Pull out each line of the records holding the string "поручения".

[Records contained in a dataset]
--- --- ---
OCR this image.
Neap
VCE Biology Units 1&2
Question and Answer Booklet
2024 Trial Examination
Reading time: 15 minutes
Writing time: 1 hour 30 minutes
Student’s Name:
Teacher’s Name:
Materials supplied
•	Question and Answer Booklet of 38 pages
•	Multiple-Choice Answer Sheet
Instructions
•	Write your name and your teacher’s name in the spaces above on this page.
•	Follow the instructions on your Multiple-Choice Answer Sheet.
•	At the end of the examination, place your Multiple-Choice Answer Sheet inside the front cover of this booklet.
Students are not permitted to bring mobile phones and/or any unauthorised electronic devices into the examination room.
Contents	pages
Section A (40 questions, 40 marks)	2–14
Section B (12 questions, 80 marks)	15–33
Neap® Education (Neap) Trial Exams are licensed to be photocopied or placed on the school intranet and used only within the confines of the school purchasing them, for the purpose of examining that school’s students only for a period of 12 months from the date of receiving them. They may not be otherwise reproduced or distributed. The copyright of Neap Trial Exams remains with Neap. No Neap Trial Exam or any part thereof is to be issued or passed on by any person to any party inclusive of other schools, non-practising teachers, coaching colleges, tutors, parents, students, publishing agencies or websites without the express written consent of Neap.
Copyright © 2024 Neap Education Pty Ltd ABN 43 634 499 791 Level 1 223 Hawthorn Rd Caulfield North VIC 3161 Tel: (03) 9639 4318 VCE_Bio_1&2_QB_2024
--- --- ---
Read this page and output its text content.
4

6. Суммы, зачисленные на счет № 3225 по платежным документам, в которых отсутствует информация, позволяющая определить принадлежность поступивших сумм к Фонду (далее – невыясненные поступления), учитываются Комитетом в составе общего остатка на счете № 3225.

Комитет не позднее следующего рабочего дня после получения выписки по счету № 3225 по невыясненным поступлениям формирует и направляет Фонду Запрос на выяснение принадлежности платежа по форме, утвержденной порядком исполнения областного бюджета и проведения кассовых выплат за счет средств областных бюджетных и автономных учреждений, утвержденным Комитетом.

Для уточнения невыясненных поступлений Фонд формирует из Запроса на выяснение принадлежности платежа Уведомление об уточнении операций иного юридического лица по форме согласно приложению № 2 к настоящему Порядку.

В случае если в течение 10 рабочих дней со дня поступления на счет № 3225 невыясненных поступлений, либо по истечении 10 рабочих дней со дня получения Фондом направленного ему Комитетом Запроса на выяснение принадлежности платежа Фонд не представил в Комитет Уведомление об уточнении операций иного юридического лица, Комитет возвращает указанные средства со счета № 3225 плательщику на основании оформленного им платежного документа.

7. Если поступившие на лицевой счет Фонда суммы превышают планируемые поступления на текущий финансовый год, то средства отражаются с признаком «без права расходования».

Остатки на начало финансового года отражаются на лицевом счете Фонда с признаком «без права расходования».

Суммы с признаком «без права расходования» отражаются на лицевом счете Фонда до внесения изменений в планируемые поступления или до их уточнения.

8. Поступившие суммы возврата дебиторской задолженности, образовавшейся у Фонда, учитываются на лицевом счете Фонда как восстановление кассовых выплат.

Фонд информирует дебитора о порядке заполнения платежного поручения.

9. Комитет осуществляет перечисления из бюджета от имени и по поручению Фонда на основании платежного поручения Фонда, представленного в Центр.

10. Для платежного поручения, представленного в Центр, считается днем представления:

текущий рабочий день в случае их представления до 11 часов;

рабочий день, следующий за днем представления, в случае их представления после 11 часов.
--- --- ---
__REPLY__:
Фонд информирует дебитора о порядке заполнения платежного поручения.
9. Комитет осуществляет перечисления из бюджета от имени и по поручению Фонда на основании платежного поручения Фонда, представленного в Центр.
10. Для платежного поручения, представленного в Центр, считается днем представления:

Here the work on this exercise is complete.